In your copy, repeat the records exactly and leave out the pictures.

╔══

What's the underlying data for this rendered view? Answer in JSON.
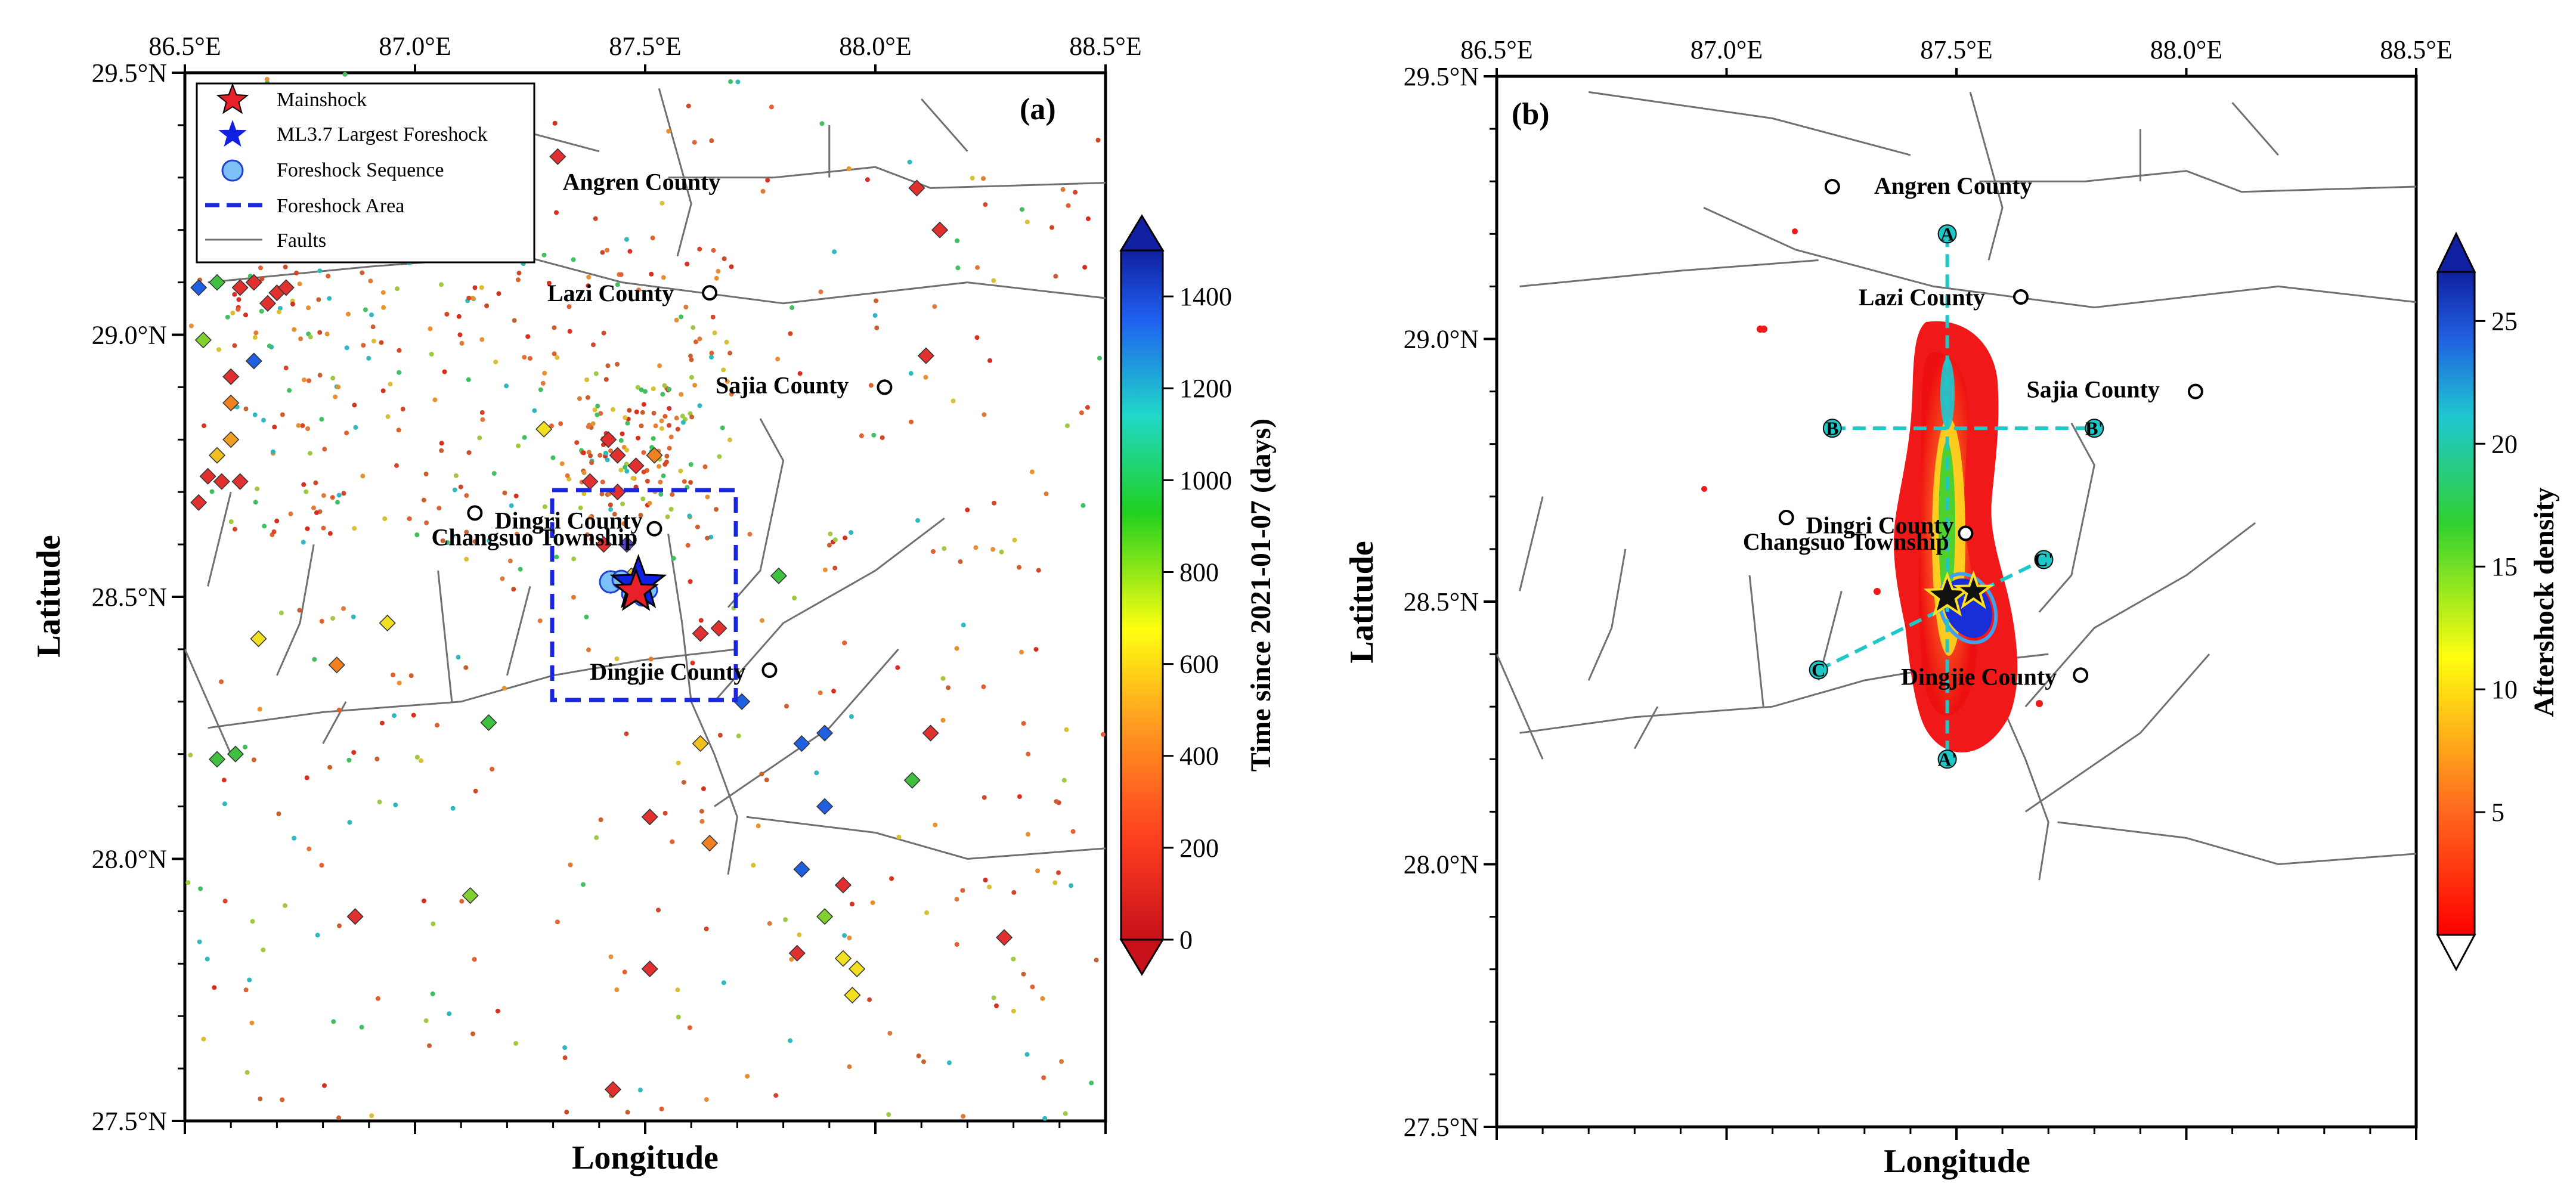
{
  "panels": [
    {
      "tag": "(a)",
      "xlabel": "Longitude",
      "ylabel": "Latitude",
      "x_ticks": [
        "86.5°E",
        "87.0°E",
        "87.5°E",
        "88.0°E",
        "88.5°E"
      ],
      "y_ticks": [
        "29.5°N",
        "29.0°N",
        "28.5°N",
        "28.0°N",
        "27.5°N"
      ],
      "legend": [
        {
          "label": "Mainshock",
          "symbol": "red-star"
        },
        {
          "label": "ML3.7 Largest Foreshock",
          "symbol": "blue-star"
        },
        {
          "label": "Foreshock Sequence",
          "symbol": "blue-circle"
        },
        {
          "label": "Foreshock Area",
          "symbol": "dashed-blue-line"
        },
        {
          "label": "Faults",
          "symbol": "gray-line"
        }
      ],
      "colorbar": {
        "title": "Time since 2021-01-07 (days)",
        "ticks": [
          "0",
          "200",
          "400",
          "600",
          "800",
          "1000",
          "1200",
          "1400"
        ],
        "range": [
          0,
          1500
        ],
        "colormap": "red-yellow-green-blue"
      },
      "places": [
        "Angren County",
        "Lazi County",
        "Sajia County",
        "Changsuo Township",
        "Dingri County",
        "Dingjie County"
      ]
    },
    {
      "tag": "(b)",
      "xlabel": "Longitude",
      "ylabel": "Latitude",
      "x_ticks": [
        "86.5°E",
        "87.0°E",
        "87.5°E",
        "88.0°E",
        "88.5°E"
      ],
      "y_ticks": [
        "29.5°N",
        "29.0°N",
        "28.5°N",
        "28.0°N",
        "27.5°N"
      ],
      "colorbar": {
        "title": "Aftershock density",
        "ticks": [
          "5",
          "10",
          "15",
          "20",
          "25"
        ],
        "range": [
          0,
          27
        ],
        "colormap": "white-red-yellow-green-blue"
      },
      "places": [
        "Angren County",
        "Lazi County",
        "Sajia County",
        "Changsuo Township",
        "Dingri County",
        "Dingjie County"
      ],
      "profiles": [
        {
          "start": "A",
          "end": "A'"
        },
        {
          "start": "B",
          "end": "B'"
        },
        {
          "start": "C",
          "end": "C'"
        }
      ]
    }
  ],
  "places_geo": [
    {
      "name": "Angren County",
      "lon": 87.23,
      "lat": 29.29
    },
    {
      "name": "Lazi County",
      "lon": 87.64,
      "lat": 29.08
    },
    {
      "name": "Sajia County",
      "lon": 88.02,
      "lat": 28.9
    },
    {
      "name": "Changsuo Township",
      "lon": 87.13,
      "lat": 28.66
    },
    {
      "name": "Dingri County",
      "lon": 87.52,
      "lat": 28.63
    },
    {
      "name": "Dingjie County",
      "lon": 87.77,
      "lat": 28.36
    }
  ],
  "features_geo": {
    "mainshock": {
      "lon": 87.48,
      "lat": 28.51
    },
    "largest_foreshock": {
      "lon": 87.48,
      "lat": 28.52
    },
    "foreshock_area": {
      "lon_min": 87.3,
      "lon_max": 87.7,
      "lat_min": 28.3,
      "lat_max": 28.7
    },
    "profiles": [
      {
        "name": "A",
        "lon1": 87.48,
        "lat1": 29.2,
        "lon2": 87.48,
        "lat2": 28.2
      },
      {
        "name": "B",
        "lon1": 87.23,
        "lat1": 28.83,
        "lon2": 87.8,
        "lat2": 28.83
      },
      {
        "name": "C",
        "lon1": 87.2,
        "lat1": 28.37,
        "lon2": 87.69,
        "lat2": 28.58
      }
    ]
  },
  "colors": {
    "mainshock": "#e8202a",
    "foreshock": "#1030e0",
    "fault": "#707070",
    "profile": "#1ec8c8"
  }
}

╚══

▸ RESPONSE TO THIS EXERCISE:
What's the underlying data for this rendered view? Answer in JSON.
{
  "panels": [
    {
      "tag": "(a)",
      "xlabel": "Longitude",
      "ylabel": "Latitude",
      "x_ticks": [
        "86.5°E",
        "87.0°E",
        "87.5°E",
        "88.0°E",
        "88.5°E"
      ],
      "y_ticks": [
        "29.5°N",
        "29.0°N",
        "28.5°N",
        "28.0°N",
        "27.5°N"
      ],
      "legend": [
        {
          "label": "Mainshock",
          "symbol": "red-star"
        },
        {
          "label": "ML3.7 Largest Foreshock",
          "symbol": "blue-star"
        },
        {
          "label": "Foreshock Sequence",
          "symbol": "blue-circle"
        },
        {
          "label": "Foreshock Area",
          "symbol": "dashed-blue-line"
        },
        {
          "label": "Faults",
          "symbol": "gray-line"
        }
      ],
      "colorbar": {
        "title": "Time since 2021-01-07 (days)",
        "ticks": [
          "0",
          "200",
          "400",
          "600",
          "800",
          "1000",
          "1200",
          "1400"
        ],
        "range": [
          0,
          1500
        ],
        "colormap": "red-yellow-green-blue"
      },
      "places": [
        "Angren County",
        "Lazi County",
        "Sajia County",
        "Changsuo Township",
        "Dingri County",
        "Dingjie County"
      ]
    },
    {
      "tag": "(b)",
      "xlabel": "Longitude",
      "ylabel": "Latitude",
      "x_ticks": [
        "86.5°E",
        "87.0°E",
        "87.5°E",
        "88.0°E",
        "88.5°E"
      ],
      "y_ticks": [
        "29.5°N",
        "29.0°N",
        "28.5°N",
        "28.0°N",
        "27.5°N"
      ],
      "colorbar": {
        "title": "Aftershock density",
        "ticks": [
          "5",
          "10",
          "15",
          "20",
          "25"
        ],
        "range": [
          0,
          27
        ],
        "colormap": "white-red-yellow-green-blue"
      },
      "places": [
        "Angren County",
        "Lazi County",
        "Sajia County",
        "Changsuo Township",
        "Dingri County",
        "Dingjie County"
      ],
      "profiles": [
        {
          "start": "A",
          "end": "A'"
        },
        {
          "start": "B",
          "end": "B'"
        },
        {
          "start": "C",
          "end": "C'"
        }
      ]
    }
  ],
  "places_geo": [
    {
      "name": "Angren County",
      "lon": 87.23,
      "lat": 29.29
    },
    {
      "name": "Lazi County",
      "lon": 87.64,
      "lat": 29.08
    },
    {
      "name": "Sajia County",
      "lon": 88.02,
      "lat": 28.9
    },
    {
      "name": "Changsuo Township",
      "lon": 87.13,
      "lat": 28.66
    },
    {
      "name": "Dingri County",
      "lon": 87.52,
      "lat": 28.63
    },
    {
      "name": "Dingjie County",
      "lon": 87.77,
      "lat": 28.36
    }
  ],
  "features_geo": {
    "mainshock": {
      "lon": 87.48,
      "lat": 28.51
    },
    "largest_foreshock": {
      "lon": 87.48,
      "lat": 28.52
    },
    "foreshock_area": {
      "lon_min": 87.3,
      "lon_max": 87.7,
      "lat_min": 28.3,
      "lat_max": 28.7
    },
    "profiles": [
      {
        "name": "A",
        "lon1": 87.48,
        "lat1": 29.2,
        "lon2": 87.48,
        "lat2": 28.2
      },
      {
        "name": "B",
        "lon1": 87.23,
        "lat1": 28.83,
        "lon2": 87.8,
        "lat2": 28.83
      },
      {
        "name": "C",
        "lon1": 87.2,
        "lat1": 28.37,
        "lon2": 87.69,
        "lat2": 28.58
      }
    ]
  },
  "colors": {
    "mainshock": "#e8202a",
    "foreshock": "#1030e0",
    "fault": "#707070",
    "profile": "#1ec8c8"
  }
}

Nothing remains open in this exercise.